**Jobs**
1 > From the article on Arumugan Thondaman and the Indian origin Tamils of Sri Lanka, list every person mentioned by name.
2 > Extend the article on Arumugan Thondaman and the Indian origin Tamils of Sri Lanka from where it stops.
Passage given start
Colombo, May 29: With the death of Arumugan Thondaman, leader of the Ceylon Workers Congress (CWC), it is as if the curtains have come down on a remarkable era in the history of the Tamils of Indian origin in Sri Lanka.
Beginning with the dawn of independence in 1948, the era was marked by a series of crises, the most devastating of which was the denial of citizenship and franchise to almost a million Indian origin Tamils, leading to decades of Statelessness.
The Indian origin Tamils were also subjected to attacks by the majority Sinhalese during the periodic anti-Tamil riots which took place in response to the North-Eastern Tamils’ agitations for regional autonomy first and total independence later.
But the community emerged from these crises successfully due in no small measure to the prescience, forethought, sagacity, planning and courage of its leaders like Savumiamoorthy Tondaman and his grandson and successor Arumugan Thondaman.
Perhaps it was S. Thondaman’s father, Karuppiah, who showed him how to overcome adversity. Hailing from a dispossessed family of notables in Tamil Nadu, Karuppiah came to Sri Lanka to eke out a living in a tea plantation as a humble labor supervisor. Using his sharp business sense and daring, Karuppiah soon bought an estate (Wavendon) in Ramboda in Nuwara Eliya to become the first Tamil estate employee to be an estate owner. Interactions with the workers in the estate instilled in young S. Thondaman a deep interest in the issues faced by Indian Tamil workers in the plantations. He plunged into trade union work in the 1930s, but came into his own in 1950 after the formation of the Ceylon Workers Congress (CWC) by Peri Sundaram and G.R.Motha. Its main mission became getting rid of the scourge of “Statelessness” inflicted by the citizenship acts of 1948 and 1949 and India’s refusal to absorb the Indian origin Tamils.
However, through decades of intense but peaceful and sustained struggle, utilization of numerical strength, exploitation of emerging political opportunities, and gifted with an uncanny talent for negotiation, Thondaman (and later his grandson Arumugan) secured Sri Lankan citizenship for nearly one million Indian origin Tamil estate workers by 2003.
The Soulbury constitution, which prevailed in 1947, allowed British subjects residing in Sri Lanka for five years or more, to vote. Under this, the plantation Tamils were able to elect seven members to Parliament in the 1947 elections. But on gaining independence from the British in 1948, the first thing that Lanka’s parliament did was to enact the Ceylon Citizenship Act, No. 18 of 1948. It introduced two categories, citizenship by descent and citizenship by registration. But the conditions were very stringent. Due to their shorter history in Sri Lanka, lack of proof of ancestors’ birth and other documentation-related challenges, the estate Tamil community of nearly one million were deprived of citizenship.
This was followed by the Ceylon Parliamentary Elections (Amendment) Act, No. 48 of 1949, which made citizenship a prerequisite for voting in elections. Close to a million estate were disenfranchised under this. And when India refused to take them, they were rendered Stateless.
Passage given end
Data listing start
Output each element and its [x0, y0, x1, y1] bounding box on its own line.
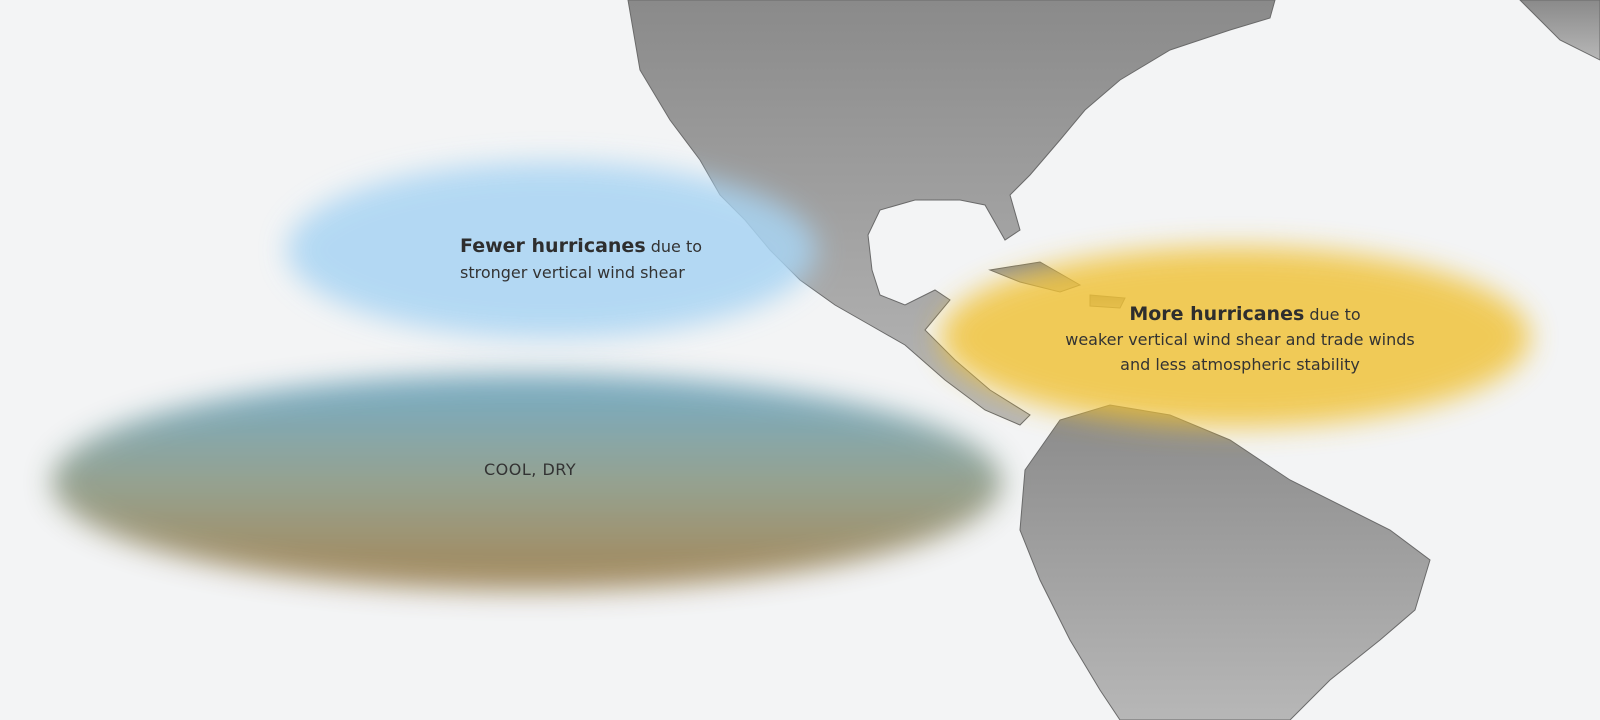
Data listing end
Data listing start
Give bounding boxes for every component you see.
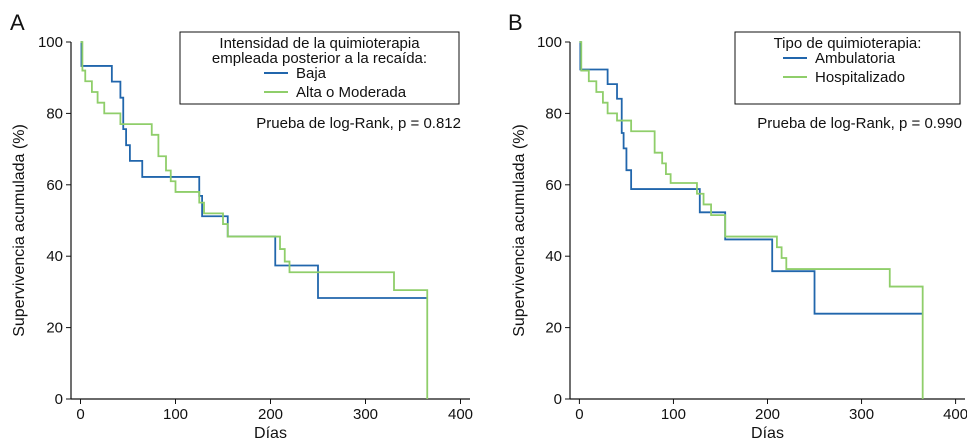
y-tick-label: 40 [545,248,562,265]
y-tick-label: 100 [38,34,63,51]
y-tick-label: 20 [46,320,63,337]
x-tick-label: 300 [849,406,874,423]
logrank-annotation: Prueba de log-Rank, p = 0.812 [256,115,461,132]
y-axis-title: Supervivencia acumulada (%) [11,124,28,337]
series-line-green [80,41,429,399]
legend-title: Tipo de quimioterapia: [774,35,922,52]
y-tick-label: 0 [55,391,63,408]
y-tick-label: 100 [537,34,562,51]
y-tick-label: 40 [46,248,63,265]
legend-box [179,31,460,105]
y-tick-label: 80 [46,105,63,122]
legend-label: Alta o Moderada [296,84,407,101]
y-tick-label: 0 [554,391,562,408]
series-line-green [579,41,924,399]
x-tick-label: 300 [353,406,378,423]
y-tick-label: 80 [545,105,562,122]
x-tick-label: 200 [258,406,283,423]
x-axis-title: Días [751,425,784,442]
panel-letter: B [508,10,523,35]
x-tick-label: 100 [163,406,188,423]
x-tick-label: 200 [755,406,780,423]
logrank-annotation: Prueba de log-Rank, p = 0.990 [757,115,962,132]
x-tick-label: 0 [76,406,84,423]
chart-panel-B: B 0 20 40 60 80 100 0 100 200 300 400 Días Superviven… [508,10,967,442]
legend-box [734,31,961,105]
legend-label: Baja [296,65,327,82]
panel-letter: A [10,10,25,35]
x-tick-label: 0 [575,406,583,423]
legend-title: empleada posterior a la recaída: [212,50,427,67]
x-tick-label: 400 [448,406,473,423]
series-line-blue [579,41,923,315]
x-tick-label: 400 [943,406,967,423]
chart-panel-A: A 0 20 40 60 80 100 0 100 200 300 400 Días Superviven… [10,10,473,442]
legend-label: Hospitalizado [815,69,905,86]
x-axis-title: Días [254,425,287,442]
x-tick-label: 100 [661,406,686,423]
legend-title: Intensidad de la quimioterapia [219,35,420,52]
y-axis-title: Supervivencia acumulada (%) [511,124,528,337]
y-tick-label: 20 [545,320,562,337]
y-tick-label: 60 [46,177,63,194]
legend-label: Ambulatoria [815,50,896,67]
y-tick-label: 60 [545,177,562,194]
Data listing end
**Responses per task**
1 >
- Arumugan Thondaman
- Savumiamoorthy Tondaman (also written S. Thondaman)
- Karuppiah
- Peri Sundaram
- G.R. Motha

2 >
It was in 1960 that there was light at the end of the tunnel when S. Thondaman was nominated to parliament by Sirima Bandaranaike ostensibly to safeguard ‘Ceylon Indian’ interests. But Thondaman soon realized that he was not even a proverbial ‘voice in the wilderness’. In fact, he was not consulted on matters that vitally affected the lives and future of plantation Tamils. When he met Indian Prime Minister Nehru in 1963 in New Delhi, he brought to the latter’s notice that the Sirima government was planning to enter into an agreement with India to get the plantation Tamils repatriated to India. Nehru said that it was a “nonsensical idea” and agreed with Thondaman’s credo: “Plantation Tamils were born in Sri Lanka and would die in Sri Lanka.”
In 1954, Nehru had agreed to grant Indian citizenship to Indian origin Tamils who wanted Indian citizenship ( Nehru-Kotelawala Pact) but he had refused to give Indian citizenship to everybody. However, after Nehru died in 1964, his successor, Lal Bahadur Shastri, agreed to divide the Indian origin Tamils then numbering 975,000, into two groups – 525,000 to be given Indian citizenship and repatriated to India and 300,000 to be given Lankan citizenship. The fate of 150,000 was left undecided.
But Thondaman was not permitted to participate in the Shastri-Sirimavo talks or even present his case in Delhi. As he said later, the plantation Tamils were seen by the two countries to be a sack of potatoes to be divided among them, without any regard for individual preferences or human considerations. In 1965, when Thondaman was nominated to parliament, he used his relations with Prime Minister D.S.Sennayake, to delay repatriation to India.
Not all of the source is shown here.